__EXERCISE GOAL__
Repeat every line below exactly, word for word.

(begin)

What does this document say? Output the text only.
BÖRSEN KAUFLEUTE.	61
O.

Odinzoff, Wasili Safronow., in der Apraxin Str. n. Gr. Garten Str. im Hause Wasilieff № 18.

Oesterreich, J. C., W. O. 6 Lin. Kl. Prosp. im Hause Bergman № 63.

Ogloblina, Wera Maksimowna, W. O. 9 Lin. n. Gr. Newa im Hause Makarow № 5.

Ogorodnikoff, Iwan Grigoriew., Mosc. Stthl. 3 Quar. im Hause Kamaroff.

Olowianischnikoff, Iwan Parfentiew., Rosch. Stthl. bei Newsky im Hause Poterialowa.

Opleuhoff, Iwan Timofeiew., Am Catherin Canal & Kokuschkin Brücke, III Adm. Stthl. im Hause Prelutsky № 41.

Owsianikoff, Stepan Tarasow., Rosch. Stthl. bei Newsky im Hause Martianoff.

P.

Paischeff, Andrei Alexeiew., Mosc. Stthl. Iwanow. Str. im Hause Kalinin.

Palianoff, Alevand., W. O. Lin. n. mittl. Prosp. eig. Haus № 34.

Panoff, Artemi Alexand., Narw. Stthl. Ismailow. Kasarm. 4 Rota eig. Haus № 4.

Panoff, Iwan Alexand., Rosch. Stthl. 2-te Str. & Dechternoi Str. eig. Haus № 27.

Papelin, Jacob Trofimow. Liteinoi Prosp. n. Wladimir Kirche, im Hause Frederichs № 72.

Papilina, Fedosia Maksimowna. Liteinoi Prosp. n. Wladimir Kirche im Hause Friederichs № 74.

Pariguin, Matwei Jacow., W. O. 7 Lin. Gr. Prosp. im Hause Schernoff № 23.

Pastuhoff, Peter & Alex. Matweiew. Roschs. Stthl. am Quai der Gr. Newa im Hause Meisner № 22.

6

(end)

__CORRECT RESULT__
What does this document say? Output the text only.
BÖRSEN KAUFLEUTE.	61
O.

Odinzoff, Wasili Safronow., in der Apraxin Str. n. Gr. Garten Str. im Hause Wasilieff № 18.

Oesterreich, J. C., W. O. 6 Lin. Kl. Prosp. im Hause Bergman № 63.

Ogloblina, Wera Maksimowna, W. O. 9 Lin. n. Gr. Newa im Hause Makarow № 5.

Ogorodnikoff, Iwan Grigoriew., Mosc. Stthl. 3 Quar. im Hause Kamaroff.

Olowianischnikoff, Iwan Parfentiew., Rosch. Stthl. bei Newsky im Hause Poterialowa.

Opleuhoff, Iwan Timofeiew., Am Catherin Canal & Kokuschkin Brücke, III Adm. Stthl. im Hause Prelutsky № 41.

Owsianikoff, Stepan Tarasow., Rosch. Stthl. bei Newsky im Hause Martianoff.

P.

Paischeff, Andrei Alexeiew., Mosc. Stthl. Iwanow. Str. im Hause Kalinin.

Palianoff, Alevand., W. O. Lin. n. mittl. Prosp. eig. Haus № 34.

Panoff, Artemi Alexand., Narw. Stthl. Ismailow. Kasarm. 4 Rota eig. Haus № 4.

Panoff, Iwan Alexand., Rosch. Stthl. 2-te Str. & Dechternoi Str. eig. Haus № 27.

Papelin, Jacob Trofimow. Liteinoi Prosp. n. Wladimir Kirche, im Hause Frederichs № 72.

Papilina, Fedosia Maksimowna. Liteinoi Prosp. n. Wladimir Kirche im Hause Friederichs № 74.

Pariguin, Matwei Jacow., W. O. 7 Lin. Gr. Prosp. im Hause Schernoff № 23.

Pastuhoff, Peter & Alex. Matweiew. Roschs. Stthl. am Quai der Gr. Newa im Hause Meisner № 22.

6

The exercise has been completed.